● Given problem
Reproduce the data that follows in its entirety, character for character.

[Chart and figure data]
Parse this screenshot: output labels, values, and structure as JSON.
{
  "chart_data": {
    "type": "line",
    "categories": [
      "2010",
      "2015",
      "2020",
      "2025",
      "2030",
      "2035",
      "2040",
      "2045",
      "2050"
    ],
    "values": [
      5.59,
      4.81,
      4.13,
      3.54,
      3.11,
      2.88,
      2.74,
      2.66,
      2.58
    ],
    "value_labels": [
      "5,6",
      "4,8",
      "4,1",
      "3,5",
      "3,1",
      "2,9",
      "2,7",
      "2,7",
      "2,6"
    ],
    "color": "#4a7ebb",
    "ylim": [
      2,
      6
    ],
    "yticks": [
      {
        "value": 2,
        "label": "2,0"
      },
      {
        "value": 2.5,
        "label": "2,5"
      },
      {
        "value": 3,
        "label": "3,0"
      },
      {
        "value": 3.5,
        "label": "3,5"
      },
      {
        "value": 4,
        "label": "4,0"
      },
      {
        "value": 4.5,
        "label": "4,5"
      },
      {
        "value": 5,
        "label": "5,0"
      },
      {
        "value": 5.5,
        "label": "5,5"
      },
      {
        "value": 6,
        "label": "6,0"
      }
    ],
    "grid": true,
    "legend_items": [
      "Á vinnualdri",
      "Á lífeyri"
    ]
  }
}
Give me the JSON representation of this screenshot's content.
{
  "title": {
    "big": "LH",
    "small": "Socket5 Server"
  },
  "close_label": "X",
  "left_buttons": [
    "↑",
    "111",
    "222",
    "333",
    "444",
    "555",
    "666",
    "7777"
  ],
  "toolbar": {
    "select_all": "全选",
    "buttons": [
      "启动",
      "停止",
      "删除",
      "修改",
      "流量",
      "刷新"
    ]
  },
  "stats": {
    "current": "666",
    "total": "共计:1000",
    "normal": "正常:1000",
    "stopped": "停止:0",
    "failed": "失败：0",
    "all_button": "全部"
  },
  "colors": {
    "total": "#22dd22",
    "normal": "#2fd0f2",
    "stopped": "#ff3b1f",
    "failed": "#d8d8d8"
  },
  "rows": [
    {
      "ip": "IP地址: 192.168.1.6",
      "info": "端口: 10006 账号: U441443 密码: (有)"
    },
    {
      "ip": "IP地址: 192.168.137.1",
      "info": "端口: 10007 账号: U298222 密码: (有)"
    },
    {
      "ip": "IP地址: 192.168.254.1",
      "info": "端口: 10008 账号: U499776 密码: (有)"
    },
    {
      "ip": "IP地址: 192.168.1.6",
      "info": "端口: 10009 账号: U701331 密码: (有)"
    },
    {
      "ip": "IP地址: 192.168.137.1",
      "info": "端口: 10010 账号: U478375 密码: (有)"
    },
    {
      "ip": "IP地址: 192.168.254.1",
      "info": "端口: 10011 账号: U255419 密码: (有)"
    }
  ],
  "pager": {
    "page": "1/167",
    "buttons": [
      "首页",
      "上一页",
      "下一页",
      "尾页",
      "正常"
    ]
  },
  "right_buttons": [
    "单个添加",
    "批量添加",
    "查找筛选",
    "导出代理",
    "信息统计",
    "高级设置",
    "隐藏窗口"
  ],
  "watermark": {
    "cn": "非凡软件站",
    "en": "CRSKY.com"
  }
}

● Answer to this task
Parse this screenshot: output labels, values, and structure as JSON.
{
  "chart_data": {
    "type": "line",
    "categories": [
      "2010",
      "2015",
      "2020",
      "2025",
      "2030",
      "2035",
      "2040",
      "2045",
      "2050"
    ],
    "values": [
      5.59,
      4.81,
      4.13,
      3.54,
      3.11,
      2.88,
      2.74,
      2.66,
      2.58
    ],
    "value_labels": [
      "5,6",
      "4,8",
      "4,1",
      "3,5",
      "3,1",
      "2,9",
      "2,7",
      "2,7",
      "2,6"
    ],
    "color": "#4a7ebb",
    "ylim": [
      2,
      6
    ],
    "yticks": [
      {
        "value": 2,
        "label": "2,0"
      },
      {
        "value": 2.5,
        "label": "2,5"
      },
      {
        "value": 3,
        "label": "3,0"
      },
      {
        "value": 3.5,
        "label": "3,5"
      },
      {
        "value": 4,
        "label": "4,0"
      },
      {
        "value": 4.5,
        "label": "4,5"
      },
      {
        "value": 5,
        "label": "5,0"
      },
      {
        "value": 5.5,
        "label": "5,5"
      },
      {
        "value": 6,
        "label": "6,0"
      }
    ],
    "grid": true,
    "legend_items": [
      "Á vinnualdri",
      "Á lífeyri"
    ]
  }
}
Give me the JSON representation of this screenshot's content.
{
  "title": {
    "big": "LH",
    "small": "Socket5 Server"
  },
  "close_label": "X",
  "left_buttons": [
    "↑",
    "111",
    "222",
    "333",
    "444",
    "555",
    "666",
    "7777"
  ],
  "toolbar": {
    "select_all": "全选",
    "buttons": [
      "启动",
      "停止",
      "删除",
      "修改",
      "流量",
      "刷新"
    ]
  },
  "stats": {
    "current": "666",
    "total": "共计:1000",
    "normal": "正常:1000",
    "stopped": "停止:0",
    "failed": "失败：0",
    "all_button": "全部"
  },
  "colors": {
    "total": "#22dd22",
    "normal": "#2fd0f2",
    "stopped": "#ff3b1f",
    "failed": "#d8d8d8"
  },
  "rows": [
    {
      "ip": "IP地址: 192.168.1.6",
      "info": "端口: 10006 账号: U441443 密码: (有)"
    },
    {
      "ip": "IP地址: 192.168.137.1",
      "info": "端口: 10007 账号: U298222 密码: (有)"
    },
    {
      "ip": "IP地址: 192.168.254.1",
      "info": "端口: 10008 账号: U499776 密码: (有)"
    },
    {
      "ip": "IP地址: 192.168.1.6",
      "info": "端口: 10009 账号: U701331 密码: (有)"
    },
    {
      "ip": "IP地址: 192.168.137.1",
      "info": "端口: 10010 账号: U478375 密码: (有)"
    },
    {
      "ip": "IP地址: 192.168.254.1",
      "info": "端口: 10011 账号: U255419 密码: (有)"
    }
  ],
  "pager": {
    "page": "1/167",
    "buttons": [
      "首页",
      "上一页",
      "下一页",
      "尾页",
      "正常"
    ]
  },
  "right_buttons": [
    "单个添加",
    "批量添加",
    "查找筛选",
    "导出代理",
    "信息统计",
    "高级设置",
    "隐藏窗口"
  ],
  "watermark": {
    "cn": "非凡软件站",
    "en": "CRSKY.com"
  }
}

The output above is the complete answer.